*Your objective:* Write the data out again in full, with no departure from the original.

Collection entries:
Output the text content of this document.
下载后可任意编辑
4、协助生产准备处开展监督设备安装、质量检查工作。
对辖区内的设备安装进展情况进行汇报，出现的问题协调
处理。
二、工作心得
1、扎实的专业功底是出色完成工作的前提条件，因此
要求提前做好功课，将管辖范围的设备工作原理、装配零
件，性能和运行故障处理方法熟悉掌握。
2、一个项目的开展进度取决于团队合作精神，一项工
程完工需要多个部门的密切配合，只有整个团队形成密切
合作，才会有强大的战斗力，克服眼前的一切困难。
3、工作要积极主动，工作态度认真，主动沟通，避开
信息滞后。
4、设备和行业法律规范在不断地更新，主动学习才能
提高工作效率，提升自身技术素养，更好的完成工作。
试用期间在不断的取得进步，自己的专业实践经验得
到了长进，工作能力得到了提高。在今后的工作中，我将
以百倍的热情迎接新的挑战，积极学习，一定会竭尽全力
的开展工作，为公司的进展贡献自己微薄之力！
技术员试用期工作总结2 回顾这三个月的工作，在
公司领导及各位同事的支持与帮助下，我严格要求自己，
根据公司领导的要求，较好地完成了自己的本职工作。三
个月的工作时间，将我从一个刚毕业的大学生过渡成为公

*The response:*
Output the text content of this document.
下载后可任意编辑
4、协助生产准备处开展监督设备安装、质量检查工作。
对辖区内的设备安装进展情况进行汇报，出现的问题协调
处理。
二、工作心得
1、扎实的专业功底是出色完成工作的前提条件，因此
要求提前做好功课，将管辖范围的设备工作原理、装配零
件，性能和运行故障处理方法熟悉掌握。
2、一个项目的开展进度取决于团队合作精神，一项工
程完工需要多个部门的密切配合，只有整个团队形成密切
合作，才会有强大的战斗力，克服眼前的一切困难。
3、工作要积极主动，工作态度认真，主动沟通，避开
信息滞后。
4、设备和行业法律规范在不断地更新，主动学习才能
提高工作效率，提升自身技术素养，更好的完成工作。
试用期间在不断的取得进步，自己的专业实践经验得
到了长进，工作能力得到了提高。在今后的工作中，我将
以百倍的热情迎接新的挑战，积极学习，一定会竭尽全力
的开展工作，为公司的进展贡献自己微薄之力！
技术员试用期工作总结2 回顾这三个月的工作，在
公司领导及各位同事的支持与帮助下，我严格要求自己，
根据公司领导的要求，较好地完成了自己的本职工作。三
个月的工作时间，将我从一个刚毕业的大学生过渡成为公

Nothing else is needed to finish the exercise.